The exercise ->
State only the count of lines in the listing below that hold "label".

Figure record listings
>> start
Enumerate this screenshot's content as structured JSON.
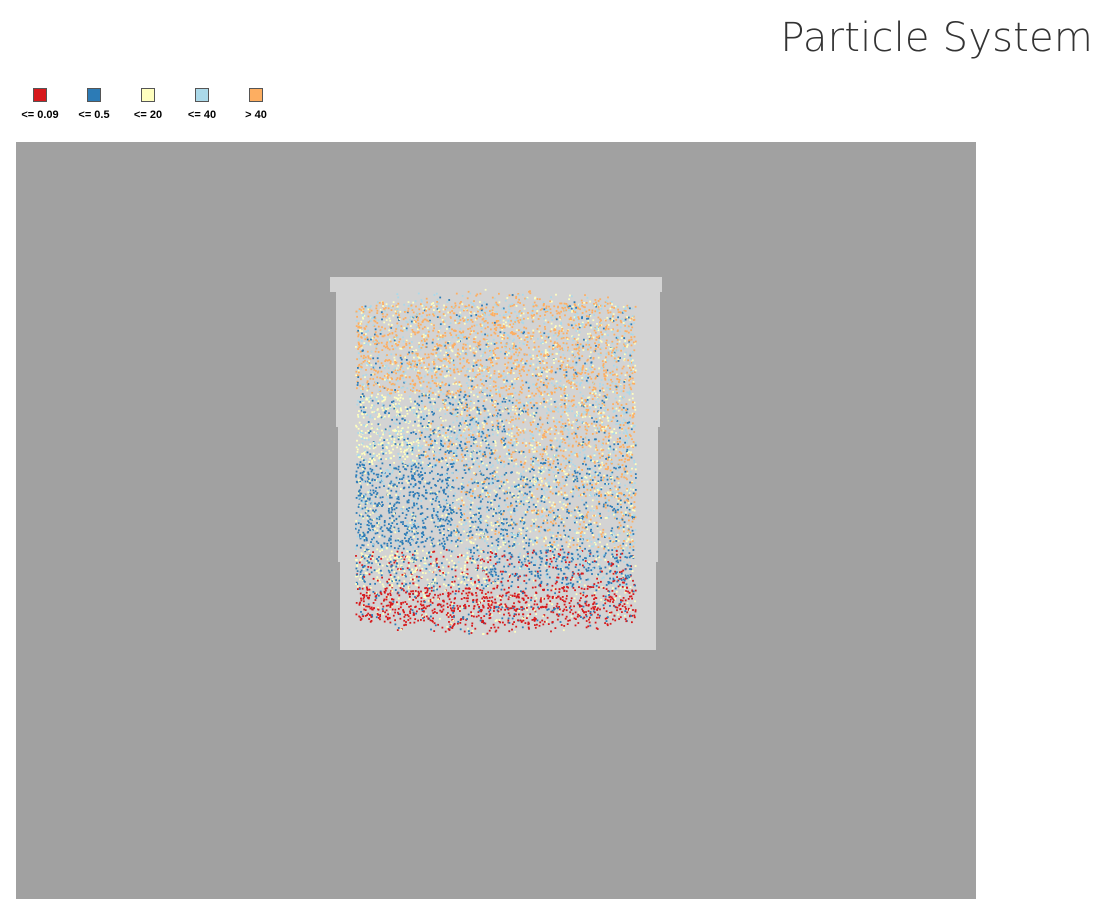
{
  "page": {
    "title": "Particle System"
  },
  "legend": {
    "items": [
      {
        "label": "<= 0.09",
        "color": "#d7191c"
      },
      {
        "label": "<= 0.5",
        "color": "#2c7bb6"
      },
      {
        "label": "<= 20",
        "color": "#ffffbf"
      },
      {
        "label": "<= 40",
        "color": "#abd9e9"
      },
      {
        "label": "> 40",
        "color": "#fdae61"
      }
    ]
  },
  "viewport": {
    "background": "#a1a1a1",
    "container_color": "#d3d3d3"
  }
}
>> end
Completed exercise ->
5